-- begin Available records --

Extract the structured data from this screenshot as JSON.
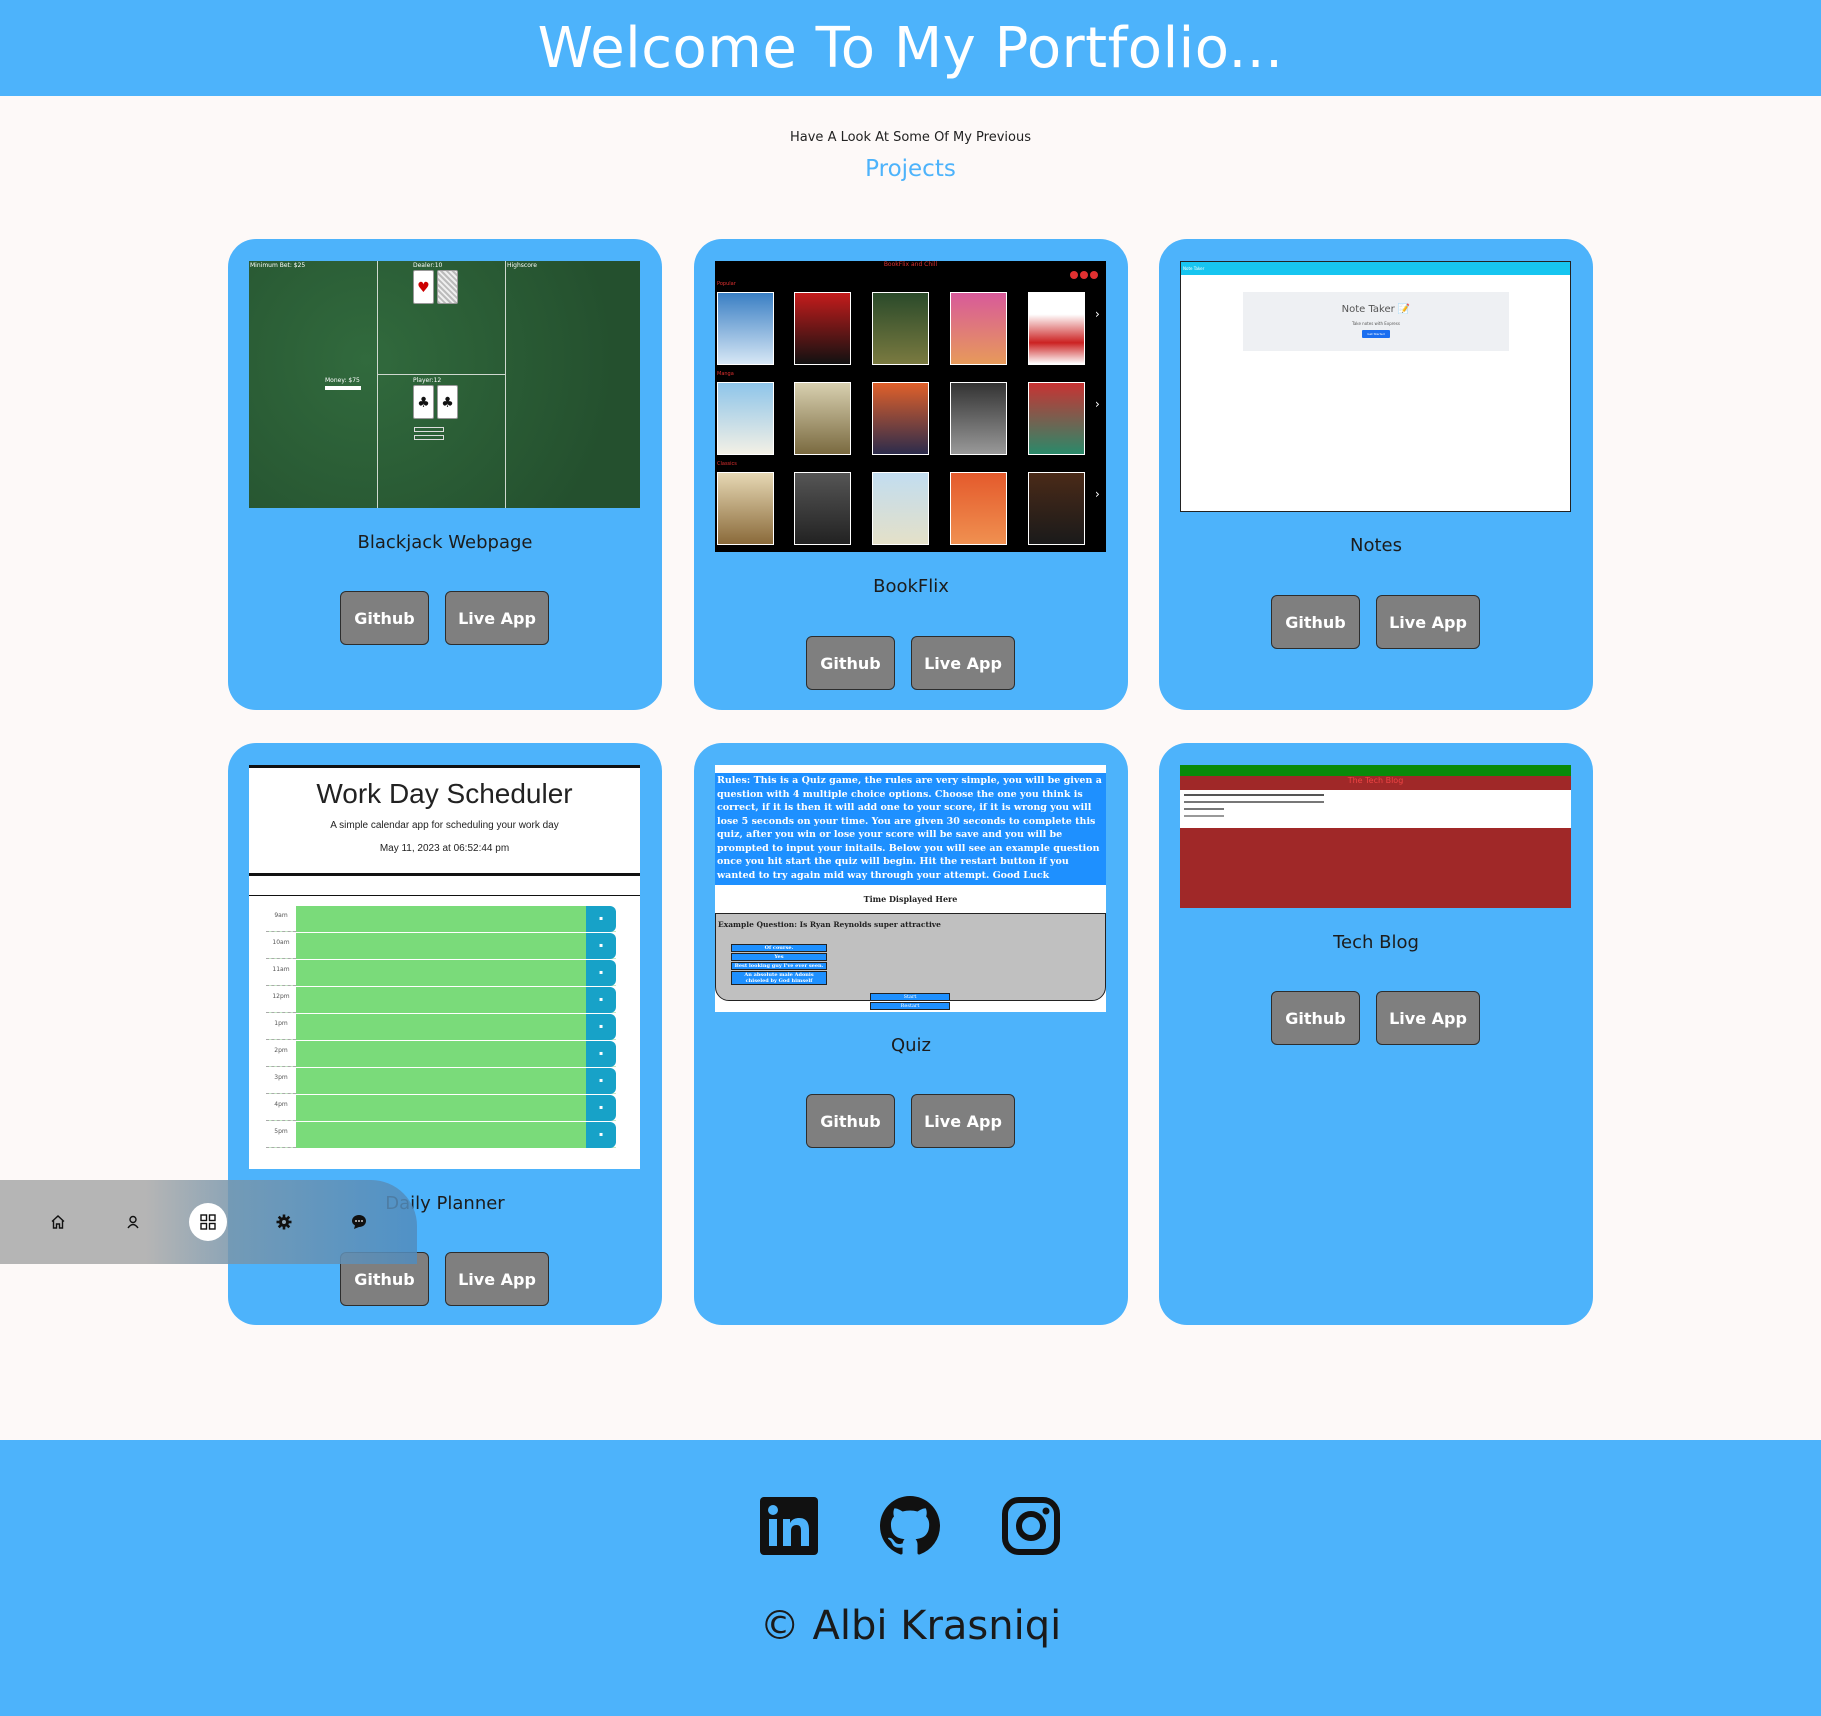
{
  "header": {
    "title": "Welcome To My Portfolio..."
  },
  "intro": {
    "subtitle": "Have A Look At Some Of My Previous",
    "title": "Projects"
  },
  "projects": [
    {
      "title": "Blackjack Webpage",
      "github": "Github",
      "live": "Live App"
    },
    {
      "title": "BookFlix",
      "github": "Github",
      "live": "Live App"
    },
    {
      "title": "Notes",
      "github": "Github",
      "live": "Live App"
    },
    {
      "title": "Daily Planner",
      "github": "Github",
      "live": "Live App"
    },
    {
      "title": "Quiz",
      "github": "Github",
      "live": "Live App"
    },
    {
      "title": "Tech Blog",
      "github": "Github",
      "live": "Live App"
    }
  ],
  "blackjack_shot": {
    "min_bet": "Minimum Bet: $25",
    "dealer": "Dealer:10",
    "highscore": "Highscore",
    "money": "Money: $75",
    "player": "Player:12"
  },
  "bookflix_shot": {
    "title": "BookFlix and Chill",
    "row_labels": [
      "Popular",
      "Manga",
      "Classics"
    ]
  },
  "notes_shot": {
    "bar": "Note Taker",
    "heading": "Note Taker 📝",
    "sub": "Take notes with Express",
    "button": "Get Started"
  },
  "scheduler_shot": {
    "title": "Work Day Scheduler",
    "subtitle": "A simple calendar app for scheduling your work day",
    "date": "May 11, 2023 at 06:52:44 pm",
    "hours": [
      "9am",
      "10am",
      "11am",
      "12pm",
      "1pm",
      "2pm",
      "3pm",
      "4pm",
      "5pm"
    ]
  },
  "quiz_shot": {
    "rules": "Rules: This is a Quiz game, the rules are very simple, you will be given a question with 4 multiple choice options. Choose the one you think is correct, if it is then it will add one to your score, if it is wrong you will lose 5 seconds on your time. You are given 30 seconds to complete this quiz, after you win or lose your score will be save and you will be prompted to input your initails. Below you will see an example question once you hit start the quiz will begin. Hit the restart button if you wanted to try again mid way through your attempt. Good Luck",
    "time": "Time Displayed Here",
    "question": "Example Question: Is Ryan Reynolds super attractive",
    "options": [
      "Of course.",
      "Yes",
      "Best looking guy I've ever seen.",
      "An absolute male Adonis chiseled by God himself"
    ],
    "start": "Start",
    "restart": "Restart"
  },
  "techblog_shot": {
    "title": "The Tech Blog"
  },
  "floating_nav": [
    "home-icon",
    "user-icon",
    "grid-icon",
    "gear-icon",
    "chat-icon"
  ],
  "footer": {
    "social": [
      "linkedin-icon",
      "github-icon",
      "instagram-icon"
    ],
    "copyright": "© Albi Krasniqi"
  },
  "colors": {
    "primary": "#4db3fb",
    "button": "#7f7f7f",
    "background": "#fdf9f8"
  }
}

-- end Available records --

» **What is expected**: In your copy, leave out the pictures and reproduce the material above exactly.

» **Written response**:
Extract the structured data from this screenshot as JSON.
{
  "header": {
    "title": "Welcome To My Portfolio..."
  },
  "intro": {
    "subtitle": "Have A Look At Some Of My Previous",
    "title": "Projects"
  },
  "projects": [
    {
      "title": "Blackjack Webpage",
      "github": "Github",
      "live": "Live App"
    },
    {
      "title": "BookFlix",
      "github": "Github",
      "live": "Live App"
    },
    {
      "title": "Notes",
      "github": "Github",
      "live": "Live App"
    },
    {
      "title": "Daily Planner",
      "github": "Github",
      "live": "Live App"
    },
    {
      "title": "Quiz",
      "github": "Github",
      "live": "Live App"
    },
    {
      "title": "Tech Blog",
      "github": "Github",
      "live": "Live App"
    }
  ],
  "blackjack_shot": {
    "min_bet": "Minimum Bet: $25",
    "dealer": "Dealer:10",
    "highscore": "Highscore",
    "money": "Money: $75",
    "player": "Player:12"
  },
  "bookflix_shot": {
    "title": "BookFlix and Chill",
    "row_labels": [
      "Popular",
      "Manga",
      "Classics"
    ]
  },
  "notes_shot": {
    "bar": "Note Taker",
    "heading": "Note Taker 📝",
    "sub": "Take notes with Express",
    "button": "Get Started"
  },
  "scheduler_shot": {
    "title": "Work Day Scheduler",
    "subtitle": "A simple calendar app for scheduling your work day",
    "date": "May 11, 2023 at 06:52:44 pm",
    "hours": [
      "9am",
      "10am",
      "11am",
      "12pm",
      "1pm",
      "2pm",
      "3pm",
      "4pm",
      "5pm"
    ]
  },
  "quiz_shot": {
    "rules": "Rules: This is a Quiz game, the rules are very simple, you will be given a question with 4 multiple choice options. Choose the one you think is correct, if it is then it will add one to your score, if it is wrong you will lose 5 seconds on your time. You are given 30 seconds to complete this quiz, after you win or lose your score will be save and you will be prompted to input your initails. Below you will see an example question once you hit start the quiz will begin. Hit the restart button if you wanted to try again mid way through your attempt. Good Luck",
    "time": "Time Displayed Here",
    "question": "Example Question: Is Ryan Reynolds super attractive",
    "options": [
      "Of course.",
      "Yes",
      "Best looking guy I've ever seen.",
      "An absolute male Adonis chiseled by God himself"
    ],
    "start": "Start",
    "restart": "Restart"
  },
  "techblog_shot": {
    "title": "The Tech Blog"
  },
  "floating_nav": [
    "home-icon",
    "user-icon",
    "grid-icon",
    "gear-icon",
    "chat-icon"
  ],
  "footer": {
    "social": [
      "linkedin-icon",
      "github-icon",
      "instagram-icon"
    ],
    "copyright": "© Albi Krasniqi"
  },
  "colors": {
    "primary": "#4db3fb",
    "button": "#7f7f7f",
    "background": "#fdf9f8"
  }
}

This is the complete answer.